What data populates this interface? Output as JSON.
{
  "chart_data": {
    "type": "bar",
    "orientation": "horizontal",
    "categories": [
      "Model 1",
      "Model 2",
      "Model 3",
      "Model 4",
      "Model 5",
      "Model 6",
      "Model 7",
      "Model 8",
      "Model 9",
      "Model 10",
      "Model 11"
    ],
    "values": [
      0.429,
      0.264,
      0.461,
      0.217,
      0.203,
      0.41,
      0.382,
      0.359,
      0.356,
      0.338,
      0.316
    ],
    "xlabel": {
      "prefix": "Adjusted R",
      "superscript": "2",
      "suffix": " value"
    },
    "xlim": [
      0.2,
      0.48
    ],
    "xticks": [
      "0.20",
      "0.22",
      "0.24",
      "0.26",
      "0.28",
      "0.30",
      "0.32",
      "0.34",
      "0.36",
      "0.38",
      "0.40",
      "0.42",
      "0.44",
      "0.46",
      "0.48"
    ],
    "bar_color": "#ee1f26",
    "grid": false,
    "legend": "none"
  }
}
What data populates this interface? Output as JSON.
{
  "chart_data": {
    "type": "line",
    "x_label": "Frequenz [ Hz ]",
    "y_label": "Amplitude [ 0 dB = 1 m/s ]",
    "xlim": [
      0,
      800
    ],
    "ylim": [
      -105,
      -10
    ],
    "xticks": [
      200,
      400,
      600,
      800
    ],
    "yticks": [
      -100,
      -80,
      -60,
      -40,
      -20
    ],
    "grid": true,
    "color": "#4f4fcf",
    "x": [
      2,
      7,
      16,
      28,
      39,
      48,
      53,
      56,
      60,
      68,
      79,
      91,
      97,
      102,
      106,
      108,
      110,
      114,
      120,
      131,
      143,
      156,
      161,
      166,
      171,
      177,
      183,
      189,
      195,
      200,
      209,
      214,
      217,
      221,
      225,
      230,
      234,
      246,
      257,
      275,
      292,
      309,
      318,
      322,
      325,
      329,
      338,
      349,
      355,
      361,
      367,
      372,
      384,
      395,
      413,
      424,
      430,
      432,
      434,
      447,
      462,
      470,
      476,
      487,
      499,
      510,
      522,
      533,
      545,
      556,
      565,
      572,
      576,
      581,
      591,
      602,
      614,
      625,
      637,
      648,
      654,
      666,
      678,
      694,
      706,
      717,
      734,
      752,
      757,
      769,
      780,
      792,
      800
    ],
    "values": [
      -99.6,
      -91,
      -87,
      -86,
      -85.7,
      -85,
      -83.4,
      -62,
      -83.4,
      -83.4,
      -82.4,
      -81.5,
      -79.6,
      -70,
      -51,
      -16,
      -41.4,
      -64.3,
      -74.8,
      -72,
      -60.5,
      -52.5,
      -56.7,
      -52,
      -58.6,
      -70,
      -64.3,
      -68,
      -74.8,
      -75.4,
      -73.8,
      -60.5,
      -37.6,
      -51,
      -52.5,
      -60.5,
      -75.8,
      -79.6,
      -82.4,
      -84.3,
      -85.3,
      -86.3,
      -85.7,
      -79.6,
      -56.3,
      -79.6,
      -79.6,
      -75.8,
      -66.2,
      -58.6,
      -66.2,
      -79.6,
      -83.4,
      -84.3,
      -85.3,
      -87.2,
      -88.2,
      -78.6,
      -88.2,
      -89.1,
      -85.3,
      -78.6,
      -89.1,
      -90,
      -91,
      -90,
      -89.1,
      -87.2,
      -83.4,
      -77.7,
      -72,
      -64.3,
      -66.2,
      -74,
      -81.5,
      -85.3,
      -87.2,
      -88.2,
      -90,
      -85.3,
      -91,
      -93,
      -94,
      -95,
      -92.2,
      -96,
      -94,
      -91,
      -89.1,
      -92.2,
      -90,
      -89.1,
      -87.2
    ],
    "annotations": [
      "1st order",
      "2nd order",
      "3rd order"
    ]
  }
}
..........
• Challenge:
Output the listing above exactly as it appears.

• Correct answer:
What data populates this interface? Output as JSON.
{
  "chart_data": {
    "type": "bar",
    "orientation": "horizontal",
    "categories": [
      "Model 1",
      "Model 2",
      "Model 3",
      "Model 4",
      "Model 5",
      "Model 6",
      "Model 7",
      "Model 8",
      "Model 9",
      "Model 10",
      "Model 11"
    ],
    "values": [
      0.429,
      0.264,
      0.461,
      0.217,
      0.203,
      0.41,
      0.382,
      0.359,
      0.356,
      0.338,
      0.316
    ],
    "xlabel": {
      "prefix": "Adjusted R",
      "superscript": "2",
      "suffix": " value"
    },
    "xlim": [
      0.2,
      0.48
    ],
    "xticks": [
      "0.20",
      "0.22",
      "0.24",
      "0.26",
      "0.28",
      "0.30",
      "0.32",
      "0.34",
      "0.36",
      "0.38",
      "0.40",
      "0.42",
      "0.44",
      "0.46",
      "0.48"
    ],
    "bar_color": "#ee1f26",
    "grid": false,
    "legend": "none"
  }
}
What data populates this interface? Output as JSON.
{
  "chart_data": {
    "type": "line",
    "x_label": "Frequenz [ Hz ]",
    "y_label": "Amplitude [ 0 dB = 1 m/s ]",
    "xlim": [
      0,
      800
    ],
    "ylim": [
      -105,
      -10
    ],
    "xticks": [
      200,
      400,
      600,
      800
    ],
    "yticks": [
      -100,
      -80,
      -60,
      -40,
      -20
    ],
    "grid": true,
    "color": "#4f4fcf",
    "x": [
      2,
      7,
      16,
      28,
      39,
      48,
      53,
      56,
      60,
      68,
      79,
      91,
      97,
      102,
      106,
      108,
      110,
      114,
      120,
      131,
      143,
      156,
      161,
      166,
      171,
      177,
      183,
      189,
      195,
      200,
      209,
      214,
      217,
      221,
      225,
      230,
      234,
      246,
      257,
      275,
      292,
      309,
      318,
      322,
      325,
      329,
      338,
      349,
      355,
      361,
      367,
      372,
      384,
      395,
      413,
      424,
      430,
      432,
      434,
      447,
      462,
      470,
      476,
      487,
      499,
      510,
      522,
      533,
      545,
      556,
      565,
      572,
      576,
      581,
      591,
      602,
      614,
      625,
      637,
      648,
      654,
      666,
      678,
      694,
      706,
      717,
      734,
      752,
      757,
      769,
      780,
      792,
      800
    ],
    "values": [
      -99.6,
      -91,
      -87,
      -86,
      -85.7,
      -85,
      -83.4,
      -62,
      -83.4,
      -83.4,
      -82.4,
      -81.5,
      -79.6,
      -70,
      -51,
      -16,
      -41.4,
      -64.3,
      -74.8,
      -72,
      -60.5,
      -52.5,
      -56.7,
      -52,
      -58.6,
      -70,
      -64.3,
      -68,
      -74.8,
      -75.4,
      -73.8,
      -60.5,
      -37.6,
      -51,
      -52.5,
      -60.5,
      -75.8,
      -79.6,
      -82.4,
      -84.3,
      -85.3,
      -86.3,
      -85.7,
      -79.6,
      -56.3,
      -79.6,
      -79.6,
      -75.8,
      -66.2,
      -58.6,
      -66.2,
      -79.6,
      -83.4,
      -84.3,
      -85.3,
      -87.2,
      -88.2,
      -78.6,
      -88.2,
      -89.1,
      -85.3,
      -78.6,
      -89.1,
      -90,
      -91,
      -90,
      -89.1,
      -87.2,
      -83.4,
      -77.7,
      -72,
      -64.3,
      -66.2,
      -74,
      -81.5,
      -85.3,
      -87.2,
      -88.2,
      -90,
      -85.3,
      -91,
      -93,
      -94,
      -95,
      -92.2,
      -96,
      -94,
      -91,
      -89.1,
      -92.2,
      -90,
      -89.1,
      -87.2
    ],
    "annotations": [
      "1st order",
      "2nd order",
      "3rd order"
    ]
  }
}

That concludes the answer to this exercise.